### Work to be completed
Write out the material exactly, with the pictures left out.

=== Exercise input ===

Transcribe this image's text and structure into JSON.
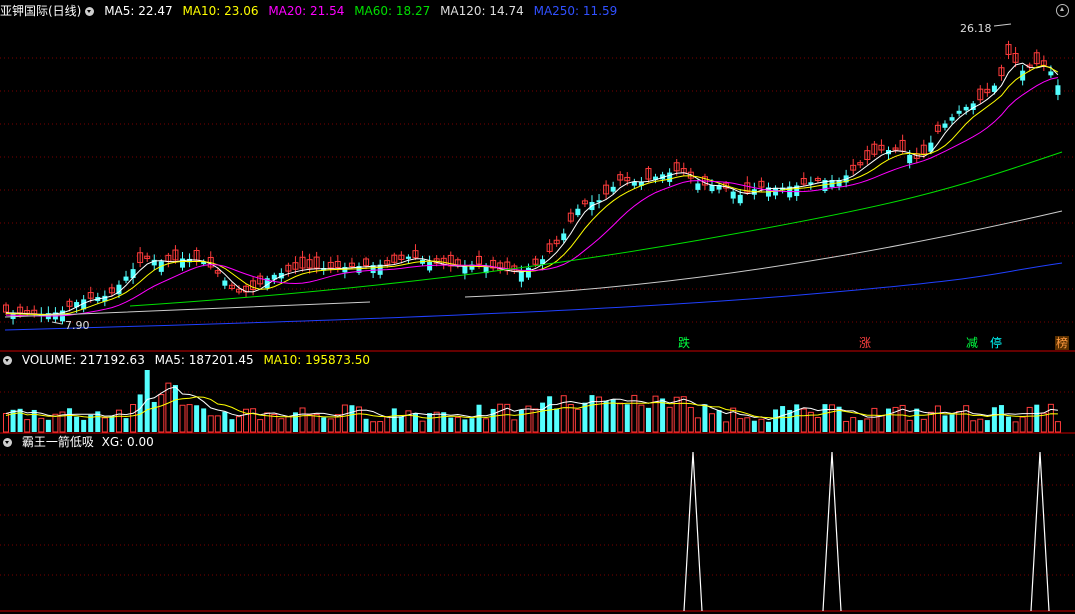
{
  "price_panel": {
    "title": "亚钾国际(日线)",
    "indicators": [
      {
        "label": "MA5: 22.47",
        "color": "#ffffff"
      },
      {
        "label": "MA10: 23.06",
        "color": "#ffff00"
      },
      {
        "label": "MA20: 21.54",
        "color": "#ff00ff"
      },
      {
        "label": "MA60: 18.27",
        "color": "#00e000"
      },
      {
        "label": "MA120: 14.74",
        "color": "#dddddd"
      },
      {
        "label": "MA250: 11.59",
        "color": "#3050ff"
      }
    ],
    "high_label": "26.18",
    "low_label": "7.90",
    "badges": [
      {
        "text": "跌",
        "color": "#00ff40"
      },
      {
        "text": "涨",
        "color": "#ff4040"
      },
      {
        "text": "减",
        "color": "#00ff40"
      },
      {
        "text": "停",
        "color": "#00ffff"
      },
      {
        "text": "榜",
        "color": "#ff9a40"
      }
    ]
  },
  "volume_panel": {
    "indicators": [
      {
        "label": "VOLUME: 217192.63",
        "color": "#ffffff"
      },
      {
        "label": "MA5: 187201.45",
        "color": "#ffffff"
      },
      {
        "label": "MA10: 195873.50",
        "color": "#ffff00"
      }
    ]
  },
  "signal_panel": {
    "indicators": [
      {
        "label": "霸王一箭低吸",
        "color": "#ffffff"
      },
      {
        "label": "XG: 0.00",
        "color": "#ffffff"
      }
    ]
  },
  "colors": {
    "up": "#ff3c3c",
    "down": "#54ffff",
    "grid": "#7a0000",
    "border": "#c80000"
  }
}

===

### Worked answer
Transcribe this image's text and structure into JSON.
{
  "price_panel": {
    "title": "亚钾国际(日线)",
    "indicators": [
      {
        "label": "MA5: 22.47",
        "color": "#ffffff"
      },
      {
        "label": "MA10: 23.06",
        "color": "#ffff00"
      },
      {
        "label": "MA20: 21.54",
        "color": "#ff00ff"
      },
      {
        "label": "MA60: 18.27",
        "color": "#00e000"
      },
      {
        "label": "MA120: 14.74",
        "color": "#dddddd"
      },
      {
        "label": "MA250: 11.59",
        "color": "#3050ff"
      }
    ],
    "high_label": "26.18",
    "low_label": "7.90",
    "badges": [
      {
        "text": "跌",
        "color": "#00ff40"
      },
      {
        "text": "涨",
        "color": "#ff4040"
      },
      {
        "text": "减",
        "color": "#00ff40"
      },
      {
        "text": "停",
        "color": "#00ffff"
      },
      {
        "text": "榜",
        "color": "#ff9a40"
      }
    ]
  },
  "volume_panel": {
    "indicators": [
      {
        "label": "VOLUME: 217192.63",
        "color": "#ffffff"
      },
      {
        "label": "MA5: 187201.45",
        "color": "#ffffff"
      },
      {
        "label": "MA10: 195873.50",
        "color": "#ffff00"
      }
    ]
  },
  "signal_panel": {
    "indicators": [
      {
        "label": "霸王一箭低吸",
        "color": "#ffffff"
      },
      {
        "label": "XG: 0.00",
        "color": "#ffffff"
      }
    ]
  },
  "colors": {
    "up": "#ff3c3c",
    "down": "#54ffff",
    "grid": "#7a0000",
    "border": "#c80000"
  }
}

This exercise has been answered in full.